### Document passage
A Man Could Stand Up— by Ford Madox Ford (books for 5 year olds to read themselves txt) 📕
Description
A Man Could Stand Up— opens on Armistice Day, with Valentine Wannop learning that her love, Christopher Tietjens, has returned to London from the front. As she prepares to meet him, the narrative suddenly shifts time and place to earlier in the year, with Tietjens commanding a group of soldiers in a trench somewhere in the war zone. Tietjens leads his company bravely as they shelter from the constant German strafes, before the narrative again jumps to conclude with an actual Armistice Day celebration.

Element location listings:

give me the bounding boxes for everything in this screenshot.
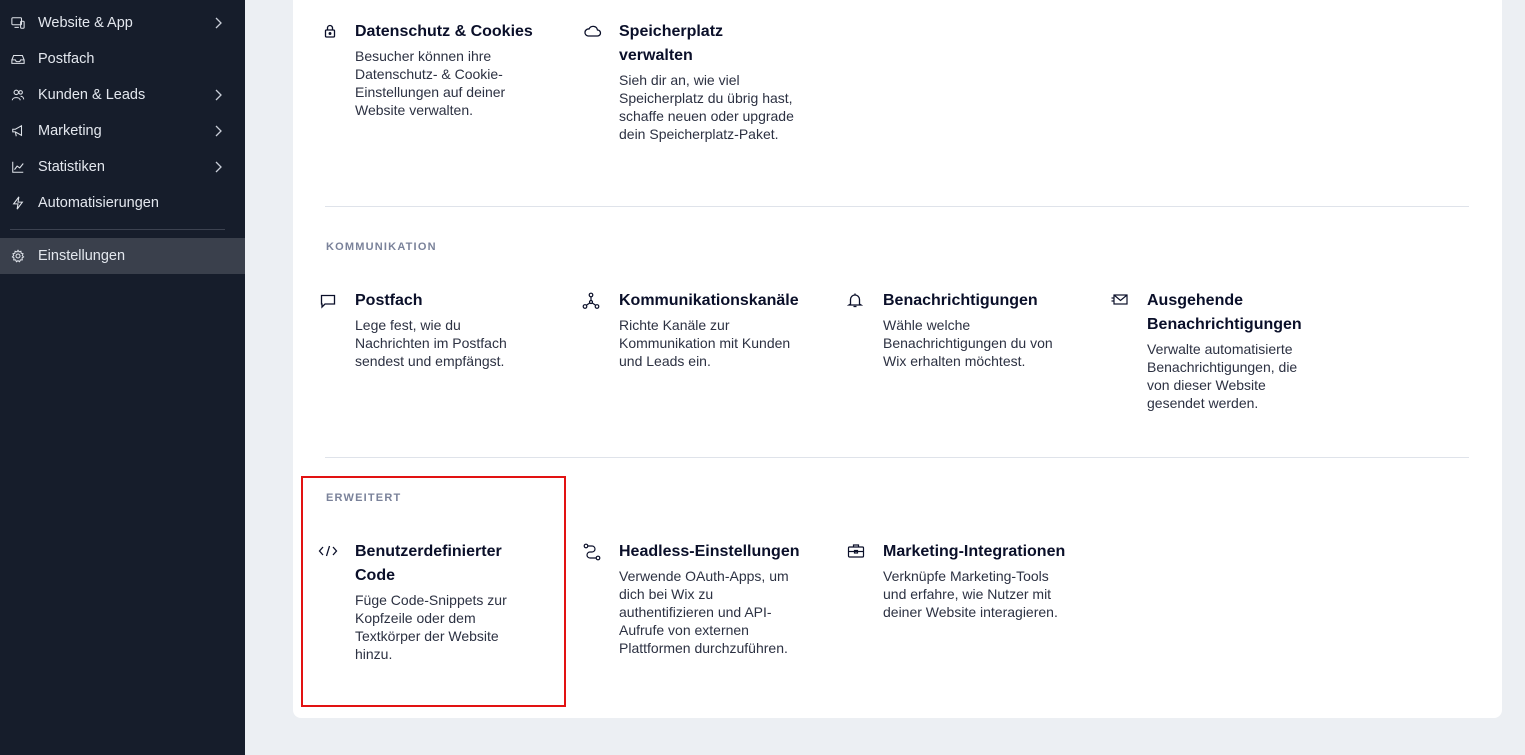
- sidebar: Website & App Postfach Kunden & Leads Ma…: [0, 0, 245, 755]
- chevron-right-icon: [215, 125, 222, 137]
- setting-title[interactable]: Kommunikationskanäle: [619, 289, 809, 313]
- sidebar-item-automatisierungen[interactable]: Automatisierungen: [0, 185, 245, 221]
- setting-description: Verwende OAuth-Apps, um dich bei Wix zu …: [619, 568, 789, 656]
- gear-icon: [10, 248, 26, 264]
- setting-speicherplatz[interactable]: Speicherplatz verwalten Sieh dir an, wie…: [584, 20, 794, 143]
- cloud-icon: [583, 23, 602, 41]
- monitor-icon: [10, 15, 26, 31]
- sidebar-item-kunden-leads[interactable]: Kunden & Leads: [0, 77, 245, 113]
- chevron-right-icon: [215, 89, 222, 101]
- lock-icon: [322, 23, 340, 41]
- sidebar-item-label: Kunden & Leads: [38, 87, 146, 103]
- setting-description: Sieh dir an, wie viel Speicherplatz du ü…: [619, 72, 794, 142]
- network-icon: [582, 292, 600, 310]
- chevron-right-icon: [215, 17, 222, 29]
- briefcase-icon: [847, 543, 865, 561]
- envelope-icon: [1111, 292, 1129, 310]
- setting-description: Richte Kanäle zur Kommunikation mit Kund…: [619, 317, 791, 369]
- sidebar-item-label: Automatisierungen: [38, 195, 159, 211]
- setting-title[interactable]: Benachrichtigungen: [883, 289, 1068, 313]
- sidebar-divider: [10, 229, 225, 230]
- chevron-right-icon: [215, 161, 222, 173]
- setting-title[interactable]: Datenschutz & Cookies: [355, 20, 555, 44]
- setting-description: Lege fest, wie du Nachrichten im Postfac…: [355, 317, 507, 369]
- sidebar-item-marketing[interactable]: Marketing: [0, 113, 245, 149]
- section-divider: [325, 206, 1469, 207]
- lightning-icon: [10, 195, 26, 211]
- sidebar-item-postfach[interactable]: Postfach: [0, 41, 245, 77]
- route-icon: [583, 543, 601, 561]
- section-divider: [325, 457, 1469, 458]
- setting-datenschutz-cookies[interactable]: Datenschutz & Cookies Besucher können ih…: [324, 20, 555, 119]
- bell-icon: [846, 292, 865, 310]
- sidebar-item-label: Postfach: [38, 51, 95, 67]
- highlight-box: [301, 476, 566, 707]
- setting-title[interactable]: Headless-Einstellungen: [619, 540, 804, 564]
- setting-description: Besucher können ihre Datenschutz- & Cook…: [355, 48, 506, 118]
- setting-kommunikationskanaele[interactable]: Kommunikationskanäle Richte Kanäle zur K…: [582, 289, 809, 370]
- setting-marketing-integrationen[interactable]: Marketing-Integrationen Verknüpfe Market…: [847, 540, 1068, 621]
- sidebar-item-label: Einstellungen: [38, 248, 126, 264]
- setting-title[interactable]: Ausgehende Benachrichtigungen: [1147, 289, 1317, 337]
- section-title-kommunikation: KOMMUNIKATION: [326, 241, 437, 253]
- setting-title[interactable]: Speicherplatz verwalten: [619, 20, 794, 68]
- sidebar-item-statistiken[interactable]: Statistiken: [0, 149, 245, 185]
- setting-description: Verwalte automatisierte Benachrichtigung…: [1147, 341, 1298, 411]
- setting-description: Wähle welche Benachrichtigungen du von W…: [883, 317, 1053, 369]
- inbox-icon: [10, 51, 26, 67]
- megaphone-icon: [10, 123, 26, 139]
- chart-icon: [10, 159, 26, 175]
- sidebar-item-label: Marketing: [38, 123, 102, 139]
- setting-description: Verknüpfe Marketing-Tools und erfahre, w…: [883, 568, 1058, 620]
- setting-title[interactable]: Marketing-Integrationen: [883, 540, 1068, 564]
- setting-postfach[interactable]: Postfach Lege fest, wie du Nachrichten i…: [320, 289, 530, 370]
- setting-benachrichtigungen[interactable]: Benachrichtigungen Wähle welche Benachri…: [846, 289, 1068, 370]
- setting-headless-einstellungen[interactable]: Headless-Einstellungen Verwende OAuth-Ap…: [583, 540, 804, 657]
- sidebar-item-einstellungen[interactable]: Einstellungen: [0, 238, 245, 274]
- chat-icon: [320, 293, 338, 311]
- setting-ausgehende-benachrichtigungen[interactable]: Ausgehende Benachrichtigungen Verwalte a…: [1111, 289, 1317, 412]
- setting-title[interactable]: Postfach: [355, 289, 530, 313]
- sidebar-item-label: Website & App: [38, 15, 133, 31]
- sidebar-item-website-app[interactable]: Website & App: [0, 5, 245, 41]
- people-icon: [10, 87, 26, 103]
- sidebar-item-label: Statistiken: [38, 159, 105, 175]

### Work instructions
• 1. In the book description, repeat word for word the part from "A Man Could Stand Up— by" to "Armistice Day celebration.".
• 2. Answer these questions using the book description.
(a) Who does Valentine Wannop learn has returned to London from the front?
(b) What is Tietjens commanding when the story shifts to earlier in the year?
(c) What do Tietjens and his company shelter from?

### Results of the tasks
• 1.
A Man Could Stand Up— by Ford Madox Ford (books for 5 year olds to read themselves txt) 📕
Description
A Man Could Stand Up— opens on Armistice Day, with Valentine Wannop learning that her love, Christopher Tietjens, has returned to London from the front. As she prepares to meet him, the narrative suddenly shifts time and place to earlier in the year, with Tietjens commanding a group of soldiers in a trench somewhere in the war zone. Tietjens leads his company bravely as they shelter from the constant German strafes, before the narrative again jumps to conclude with an actual Armistice Day celebration.

• 2.
(a) Christopher Tietjens
(b) A group of soldiers in a trench somewhere in the war zone
(c) The constant German strafes